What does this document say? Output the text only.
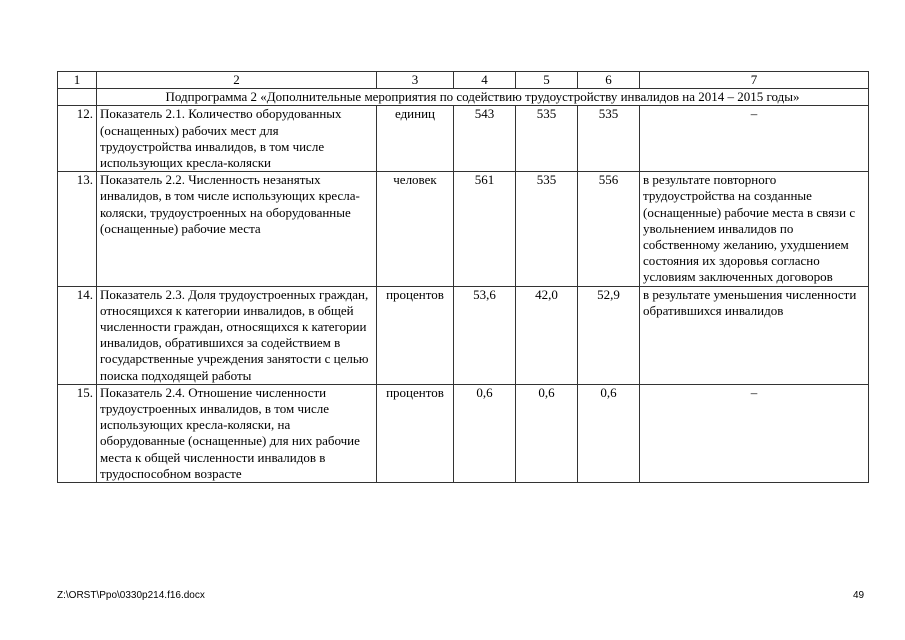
1	2	3	4	5	6	7
	Подпрограмма 2 «Дополнительные мероприятия по содействию трудоустройству инвалидов на 2014 – 2015 годы»					
12.	Показатель 2.1. Количество оборудованных (оснащенных) рабочих мест для трудоустройства инвалидов, в том числе использующих кресла-коляски	единиц	543	535	535	–
13.	Показатель 2.2. Численность незанятых инвалидов, в том числе использующих кресла-коляски, трудоустроенных на оборудованные (оснащенные) рабочие места	человек	561	535	556	в результате повторного трудоустройства на созданные (оснащенные) рабочие места в связи с увольнением инвалидов по собственному желанию, ухудшением состояния их здоровья согласно условиям заключенных договоров
14.	Показатель 2.3. Доля трудоустроенных граждан, относящихся к категории инвалидов, в общей численности граждан, относящихся к категории инвалидов, обратившихся за содействием в государственные учреждения занятости с целью поиска подходящей работы	процентов	53,6	42,0	52,9	в результате уменьшения численности обратившихся инвалидов
15.	Показатель 2.4. Отношение численности трудоустроенных инвалидов, в том числе использующих кресла-коляски, на оборудованные (оснащенные) для них рабочие места к общей численности инвалидов в трудоспособном возрасте	процентов	0,6	0,6	0,6	–
Z:\ORST\Ppo\0330p214.f16.docx	49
——
The records above must be echoed exactly, minus their pictures.

What does this document say? Output the text only.
1	2	3	4	5	6	7
	Подпрограмма 2 «Дополнительные мероприятия по содействию трудоустройству инвалидов на 2014 – 2015 годы»					
12.	Показатель 2.1. Количество оборудованных (оснащенных) рабочих мест для трудоустройства инвалидов, в том числе использующих кресла-коляски	единиц	543	535	535	–
13.	Показатель 2.2. Численность незанятых инвалидов, в том числе использующих кресла-коляски, трудоустроенных на оборудованные (оснащенные) рабочие места	человек	561	535	556	в результате повторного трудоустройства на созданные (оснащенные) рабочие места в связи с увольнением инвалидов по собственному желанию, ухудшением состояния их здоровья согласно условиям заключенных договоров
14.	Показатель 2.3. Доля трудоустроенных граждан, относящихся к категории инвалидов, в общей численности граждан, относящихся к категории инвалидов, обратившихся за содействием в государственные учреждения занятости с целью поиска подходящей работы	процентов	53,6	42,0	52,9	в результате уменьшения численности обратившихся инвалидов
15.	Показатель 2.4. Отношение численности трудоустроенных инвалидов, в том числе использующих кресла-коляски, на оборудованные (оснащенные) для них рабочие места к общей численности инвалидов в трудоспособном возрасте	процентов	0,6	0,6	0,6	–
Z:\ORST\Ppo\0330p214.f16.docx	49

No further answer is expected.